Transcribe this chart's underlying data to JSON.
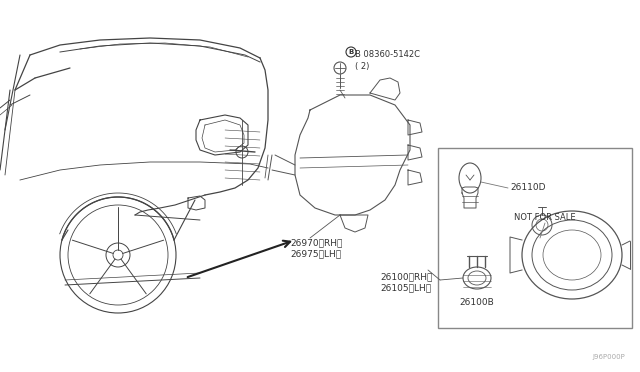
{
  "bg_color": "#ffffff",
  "fig_width": 6.4,
  "fig_height": 3.72,
  "dpi": 100,
  "line_color": "#555555",
  "car_line_color": "#444444",
  "text_color": "#333333",
  "label_color": "#555555",
  "bolt_label": "B 08360-5142C\n( 2)",
  "housing_label": "26970〈RH〉\n26975〈LH〉",
  "assy_label": "26100〈RH〉\n26105〈LH〉",
  "bulb_label": "26110D",
  "socket_label": "26100B",
  "not_for_sale": "NOT FOR SALE",
  "diagram_id": "J96P000P"
}
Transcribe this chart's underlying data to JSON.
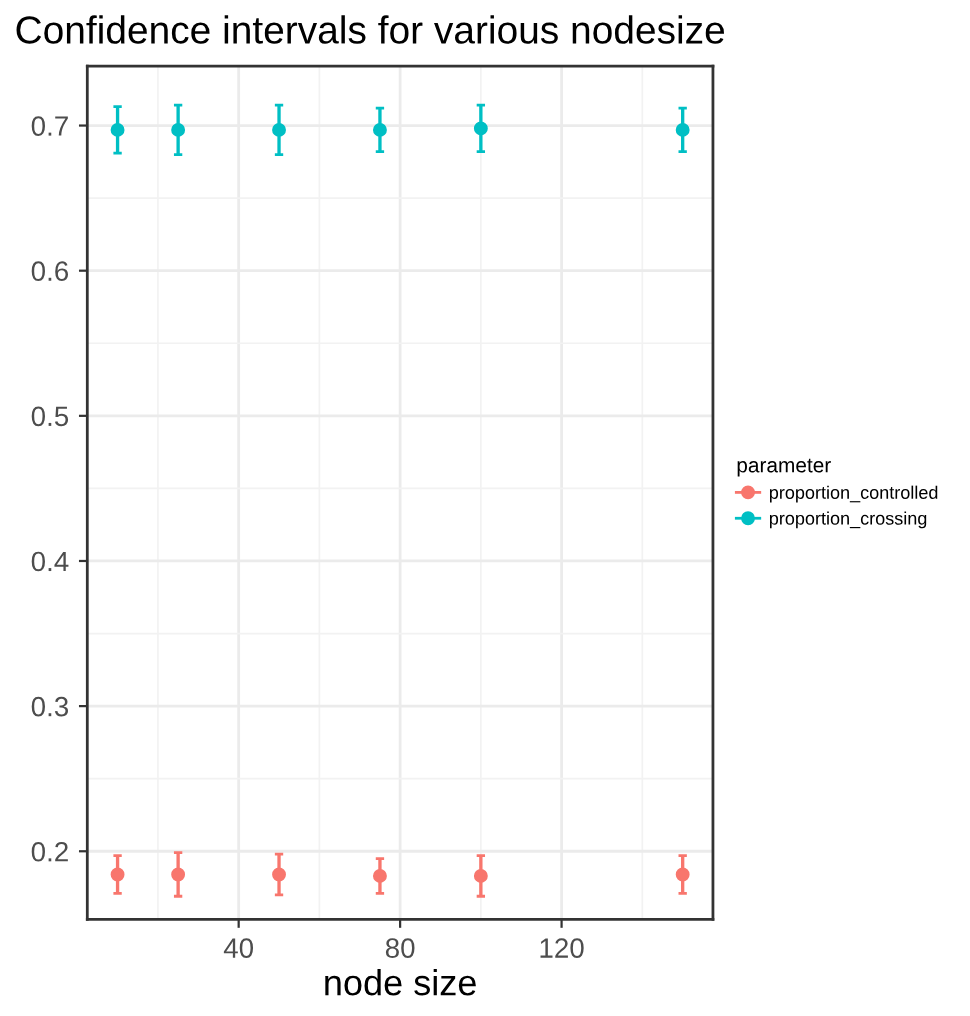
{
  "chart_data": {
    "type": "scatter",
    "title": "Confidence intervals for various nodesize",
    "xlabel": "node size",
    "legend_title": "parameter",
    "x": [
      10,
      25,
      50,
      75,
      100,
      150
    ],
    "series": [
      {
        "name": "proportion_controlled",
        "color": "#f8766d",
        "values": [
          0.184,
          0.184,
          0.184,
          0.183,
          0.183,
          0.184
        ],
        "errors": [
          0.013,
          0.015,
          0.014,
          0.012,
          0.014,
          0.013
        ]
      },
      {
        "name": "proportion_crossing",
        "color": "#00bfc4",
        "values": [
          0.697,
          0.697,
          0.697,
          0.697,
          0.698,
          0.697
        ],
        "errors": [
          0.016,
          0.017,
          0.017,
          0.015,
          0.016,
          0.015
        ]
      }
    ],
    "xlim": [
      2.5,
      157.5
    ],
    "xticks": [
      40,
      80,
      120
    ],
    "ylim": [
      0.153,
      0.741
    ],
    "yticks": [
      0.2,
      0.3,
      0.4,
      0.5,
      0.6,
      0.7
    ],
    "grid": true,
    "legend": "right",
    "marker": "circle"
  }
}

PROMPT: The material above holds pictures; copy everything else in it exactly.

EXERCISE ANSWER:
Transcribe this chart's underlying data to JSON.
{
  "bg_color": "#ffffff",
  "fig_width": 6.4,
  "fig_height": 3.72,
  "dpi": 100,
  "line_color": "#555555",
  "car_line_color": "#444444",
  "text_color": "#333333",
  "label_color": "#555555",
  "bolt_label": "B 08360-5142C\n( 2)",
  "housing_label": "26970〈RH〉\n26975〈LH〉",
  "assy_label": "26100〈RH〉\n26105〈LH〉",
  "bulb_label": "26110D",
  "socket_label": "26100B",
  "not_for_sale": "NOT FOR SALE",
  "diagram_id": "J96P000P"
}
Transcribe this chart's underlying data to JSON.
{
  "chart_data": {
    "type": "scatter",
    "title": "Confidence intervals for various nodesize",
    "xlabel": "node size",
    "legend_title": "parameter",
    "x": [
      10,
      25,
      50,
      75,
      100,
      150
    ],
    "series": [
      {
        "name": "proportion_controlled",
        "color": "#f8766d",
        "values": [
          0.184,
          0.184,
          0.184,
          0.183,
          0.183,
          0.184
        ],
        "errors": [
          0.013,
          0.015,
          0.014,
          0.012,
          0.014,
          0.013
        ]
      },
      {
        "name": "proportion_crossing",
        "color": "#00bfc4",
        "values": [
          0.697,
          0.697,
          0.697,
          0.697,
          0.698,
          0.697
        ],
        "errors": [
          0.016,
          0.017,
          0.017,
          0.015,
          0.016,
          0.015
        ]
      }
    ],
    "xlim": [
      2.5,
      157.5
    ],
    "xticks": [
      40,
      80,
      120
    ],
    "ylim": [
      0.153,
      0.741
    ],
    "yticks": [
      0.2,
      0.3,
      0.4,
      0.5,
      0.6,
      0.7
    ],
    "grid": true,
    "legend": "right",
    "marker": "circle"
  }
}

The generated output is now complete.